» JOB:
Everything in the data should be repeated exactly, save for the images.

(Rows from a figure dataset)

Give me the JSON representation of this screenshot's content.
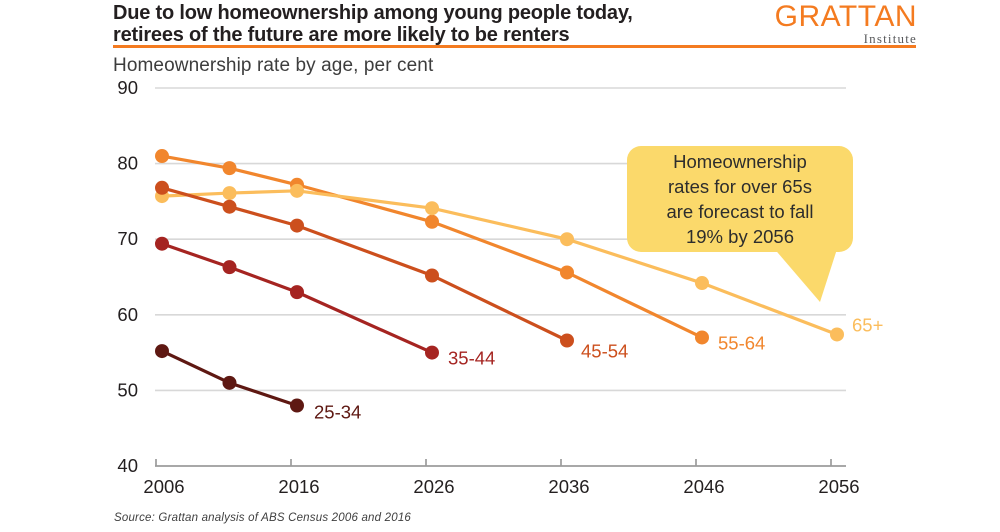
{
  "header": {
    "title": "Due to low homeownership among young people today,\nretirees of the future are more likely to be renters",
    "subtitle": "Homeownership rate by age, per cent",
    "accent_color": "#F47B20",
    "logo": {
      "name": "GRATTAN",
      "subtitle": "Institute",
      "color": "#F47B20"
    }
  },
  "annotation": {
    "text": "Homeownership\nrates for over 65s\nare forecast to fall\n19% by 2056",
    "bg_color": "#FBD96B",
    "text_color": "#2D2D2D"
  },
  "source": "Source: Grattan analysis of ABS Census 2006 and 2016",
  "chart_data": {
    "type": "line",
    "title": "Homeownership rate by age, per cent",
    "xlabel": "",
    "ylabel": "Homeownership rate, per cent",
    "xticks": [
      2006,
      2016,
      2026,
      2036,
      2046,
      2056
    ],
    "yticks": [
      40,
      50,
      60,
      70,
      80,
      90
    ],
    "xlim": [
      2005.5,
      2057
    ],
    "ylim": [
      40,
      90
    ],
    "grid": "horizontal",
    "legend": "end-of-line labels",
    "grid_color": "#D8D8D8",
    "axis_color": "#9B9B9B",
    "tick_label_color": "#231F20",
    "series": [
      {
        "name": "25-34",
        "color": "#5E1812",
        "points": [
          [
            2006,
            55.2
          ],
          [
            2011,
            51.0
          ],
          [
            2016,
            48.0
          ]
        ]
      },
      {
        "name": "35-44",
        "color": "#A52421",
        "points": [
          [
            2006,
            69.4
          ],
          [
            2011,
            66.3
          ],
          [
            2016,
            63.0
          ],
          [
            2026,
            55.0
          ]
        ]
      },
      {
        "name": "45-54",
        "color": "#CC4F1D",
        "points": [
          [
            2006,
            76.8
          ],
          [
            2011,
            74.3
          ],
          [
            2016,
            71.8
          ],
          [
            2026,
            65.2
          ],
          [
            2036,
            56.6
          ]
        ]
      },
      {
        "name": "55-64",
        "color": "#F1862D",
        "points": [
          [
            2006,
            81.0
          ],
          [
            2011,
            79.4
          ],
          [
            2016,
            77.2
          ],
          [
            2026,
            72.3
          ],
          [
            2036,
            65.6
          ],
          [
            2046,
            57.0
          ]
        ]
      },
      {
        "name": "65+",
        "color": "#FBBD5C",
        "points": [
          [
            2006,
            75.7
          ],
          [
            2011,
            76.1
          ],
          [
            2016,
            76.4
          ],
          [
            2026,
            74.1
          ],
          [
            2036,
            70.0
          ],
          [
            2046,
            64.2
          ],
          [
            2056,
            57.4
          ]
        ]
      }
    ]
  }
}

» SOLUTION FOR THIS PROBLEM:
Give me the JSON representation of this screenshot's content.
{
  "header": {
    "title": "Due to low homeownership among young people today,\nretirees of the future are more likely to be renters",
    "subtitle": "Homeownership rate by age, per cent",
    "accent_color": "#F47B20",
    "logo": {
      "name": "GRATTAN",
      "subtitle": "Institute",
      "color": "#F47B20"
    }
  },
  "annotation": {
    "text": "Homeownership\nrates for over 65s\nare forecast to fall\n19% by 2056",
    "bg_color": "#FBD96B",
    "text_color": "#2D2D2D"
  },
  "source": "Source: Grattan analysis of ABS Census 2006 and 2016",
  "chart_data": {
    "type": "line",
    "title": "Homeownership rate by age, per cent",
    "xlabel": "",
    "ylabel": "Homeownership rate, per cent",
    "xticks": [
      2006,
      2016,
      2026,
      2036,
      2046,
      2056
    ],
    "yticks": [
      40,
      50,
      60,
      70,
      80,
      90
    ],
    "xlim": [
      2005.5,
      2057
    ],
    "ylim": [
      40,
      90
    ],
    "grid": "horizontal",
    "legend": "end-of-line labels",
    "grid_color": "#D8D8D8",
    "axis_color": "#9B9B9B",
    "tick_label_color": "#231F20",
    "series": [
      {
        "name": "25-34",
        "color": "#5E1812",
        "points": [
          [
            2006,
            55.2
          ],
          [
            2011,
            51.0
          ],
          [
            2016,
            48.0
          ]
        ]
      },
      {
        "name": "35-44",
        "color": "#A52421",
        "points": [
          [
            2006,
            69.4
          ],
          [
            2011,
            66.3
          ],
          [
            2016,
            63.0
          ],
          [
            2026,
            55.0
          ]
        ]
      },
      {
        "name": "45-54",
        "color": "#CC4F1D",
        "points": [
          [
            2006,
            76.8
          ],
          [
            2011,
            74.3
          ],
          [
            2016,
            71.8
          ],
          [
            2026,
            65.2
          ],
          [
            2036,
            56.6
          ]
        ]
      },
      {
        "name": "55-64",
        "color": "#F1862D",
        "points": [
          [
            2006,
            81.0
          ],
          [
            2011,
            79.4
          ],
          [
            2016,
            77.2
          ],
          [
            2026,
            72.3
          ],
          [
            2036,
            65.6
          ],
          [
            2046,
            57.0
          ]
        ]
      },
      {
        "name": "65+",
        "color": "#FBBD5C",
        "points": [
          [
            2006,
            75.7
          ],
          [
            2011,
            76.1
          ],
          [
            2016,
            76.4
          ],
          [
            2026,
            74.1
          ],
          [
            2036,
            70.0
          ],
          [
            2046,
            64.2
          ],
          [
            2056,
            57.4
          ]
        ]
      }
    ]
  }
}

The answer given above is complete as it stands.